Given task - Pick out the lines below that contain the string "latórios" and copy them all.

++++ Data for this exercise ++++

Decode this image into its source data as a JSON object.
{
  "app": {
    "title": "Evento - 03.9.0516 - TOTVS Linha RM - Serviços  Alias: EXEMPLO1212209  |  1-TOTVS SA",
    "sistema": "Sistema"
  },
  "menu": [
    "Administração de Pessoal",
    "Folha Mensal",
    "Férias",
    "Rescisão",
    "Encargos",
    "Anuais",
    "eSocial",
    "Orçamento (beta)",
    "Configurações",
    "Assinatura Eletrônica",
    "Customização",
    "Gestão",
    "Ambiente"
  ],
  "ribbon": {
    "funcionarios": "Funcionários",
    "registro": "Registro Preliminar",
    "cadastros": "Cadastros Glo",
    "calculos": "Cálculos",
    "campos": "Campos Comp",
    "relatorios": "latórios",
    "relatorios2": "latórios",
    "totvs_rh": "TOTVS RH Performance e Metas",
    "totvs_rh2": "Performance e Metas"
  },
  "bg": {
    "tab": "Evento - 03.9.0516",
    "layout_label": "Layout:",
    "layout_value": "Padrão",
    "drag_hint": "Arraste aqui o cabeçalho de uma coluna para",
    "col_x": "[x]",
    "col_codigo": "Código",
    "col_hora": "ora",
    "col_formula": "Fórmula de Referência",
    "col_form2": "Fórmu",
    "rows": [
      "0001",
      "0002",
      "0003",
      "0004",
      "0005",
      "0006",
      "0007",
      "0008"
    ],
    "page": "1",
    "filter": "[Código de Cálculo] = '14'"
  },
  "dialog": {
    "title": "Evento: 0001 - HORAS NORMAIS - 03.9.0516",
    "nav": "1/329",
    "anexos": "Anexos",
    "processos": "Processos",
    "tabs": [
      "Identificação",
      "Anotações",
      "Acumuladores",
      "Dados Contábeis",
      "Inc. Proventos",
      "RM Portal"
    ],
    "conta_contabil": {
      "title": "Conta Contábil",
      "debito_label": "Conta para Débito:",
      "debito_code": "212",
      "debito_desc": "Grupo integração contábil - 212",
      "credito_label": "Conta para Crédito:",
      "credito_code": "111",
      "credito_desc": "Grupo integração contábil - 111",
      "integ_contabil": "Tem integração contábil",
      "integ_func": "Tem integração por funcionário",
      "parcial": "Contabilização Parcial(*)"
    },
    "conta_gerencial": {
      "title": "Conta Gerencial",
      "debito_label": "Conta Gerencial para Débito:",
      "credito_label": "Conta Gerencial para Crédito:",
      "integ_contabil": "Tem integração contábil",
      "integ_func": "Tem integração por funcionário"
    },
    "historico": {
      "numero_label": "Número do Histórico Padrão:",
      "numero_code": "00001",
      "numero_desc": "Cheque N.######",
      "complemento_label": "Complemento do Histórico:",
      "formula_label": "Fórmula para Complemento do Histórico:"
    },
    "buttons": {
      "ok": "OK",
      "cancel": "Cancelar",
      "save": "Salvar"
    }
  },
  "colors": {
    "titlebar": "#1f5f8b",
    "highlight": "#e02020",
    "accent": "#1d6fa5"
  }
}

++++

Solution to the problem -
    "relatorios": "latórios",
    "relatorios2": "latórios",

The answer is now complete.